[Dataset rows about figures]:
▼
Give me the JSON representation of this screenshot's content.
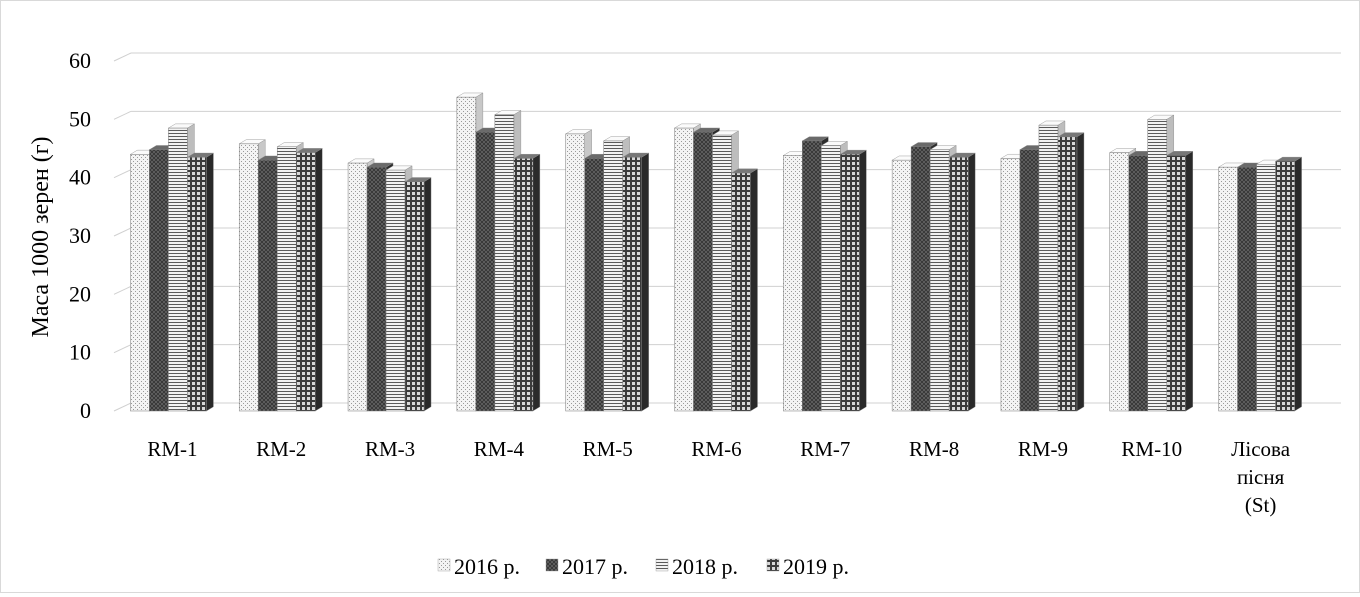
{
  "chart_data": {
    "type": "bar",
    "ylabel": "Маса 1000 зерен (г)",
    "ylim": [
      0,
      60
    ],
    "yticks": [
      0,
      10,
      20,
      30,
      40,
      50,
      60
    ],
    "grid": true,
    "legend_position": "bottom",
    "categories": [
      [
        "RM-1"
      ],
      [
        "RM-2"
      ],
      [
        "RM-3"
      ],
      [
        "RM-4"
      ],
      [
        "RM-5"
      ],
      [
        "RM-6"
      ],
      [
        "RM-7"
      ],
      [
        "RM-8"
      ],
      [
        "RM-9"
      ],
      [
        "RM-10"
      ],
      [
        "Лісова",
        "пісня",
        "(St)"
      ]
    ],
    "series": [
      {
        "name": "2016 р.",
        "pattern": "dots",
        "values": [
          44.0,
          45.8,
          42.5,
          53.8,
          47.5,
          48.5,
          43.8,
          43.0,
          43.3,
          44.3,
          41.8
        ]
      },
      {
        "name": "2017 р.",
        "pattern": "checker",
        "values": [
          44.8,
          43.0,
          41.8,
          47.8,
          43.3,
          47.8,
          46.3,
          45.3,
          44.8,
          43.8,
          41.8
        ]
      },
      {
        "name": "2018 р.",
        "pattern": "hlines",
        "values": [
          48.5,
          45.3,
          41.3,
          50.8,
          46.3,
          47.3,
          45.5,
          44.8,
          49.0,
          50.0,
          42.3
        ]
      },
      {
        "name": "2019 р.",
        "pattern": "grid",
        "values": [
          43.5,
          44.3,
          39.3,
          43.3,
          43.5,
          40.8,
          44.0,
          43.5,
          47.0,
          43.8,
          42.8
        ]
      }
    ]
  }
}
▲
[PROBLEM TO WORK ON]:
Reproduce every line precisely as given, omitting all pictures.

[FINAL ANSWER]:
Give me the JSON representation of this screenshot's content.
{
  "chart_data": {
    "type": "bar",
    "ylabel": "Маса 1000 зерен (г)",
    "ylim": [
      0,
      60
    ],
    "yticks": [
      0,
      10,
      20,
      30,
      40,
      50,
      60
    ],
    "grid": true,
    "legend_position": "bottom",
    "categories": [
      [
        "RM-1"
      ],
      [
        "RM-2"
      ],
      [
        "RM-3"
      ],
      [
        "RM-4"
      ],
      [
        "RM-5"
      ],
      [
        "RM-6"
      ],
      [
        "RM-7"
      ],
      [
        "RM-8"
      ],
      [
        "RM-9"
      ],
      [
        "RM-10"
      ],
      [
        "Лісова",
        "пісня",
        "(St)"
      ]
    ],
    "series": [
      {
        "name": "2016 р.",
        "pattern": "dots",
        "values": [
          44.0,
          45.8,
          42.5,
          53.8,
          47.5,
          48.5,
          43.8,
          43.0,
          43.3,
          44.3,
          41.8
        ]
      },
      {
        "name": "2017 р.",
        "pattern": "checker",
        "values": [
          44.8,
          43.0,
          41.8,
          47.8,
          43.3,
          47.8,
          46.3,
          45.3,
          44.8,
          43.8,
          41.8
        ]
      },
      {
        "name": "2018 р.",
        "pattern": "hlines",
        "values": [
          48.5,
          45.3,
          41.3,
          50.8,
          46.3,
          47.3,
          45.5,
          44.8,
          49.0,
          50.0,
          42.3
        ]
      },
      {
        "name": "2019 р.",
        "pattern": "grid",
        "values": [
          43.5,
          44.3,
          39.3,
          43.3,
          43.5,
          40.8,
          44.0,
          43.5,
          47.0,
          43.8,
          42.8
        ]
      }
    ]
  }
}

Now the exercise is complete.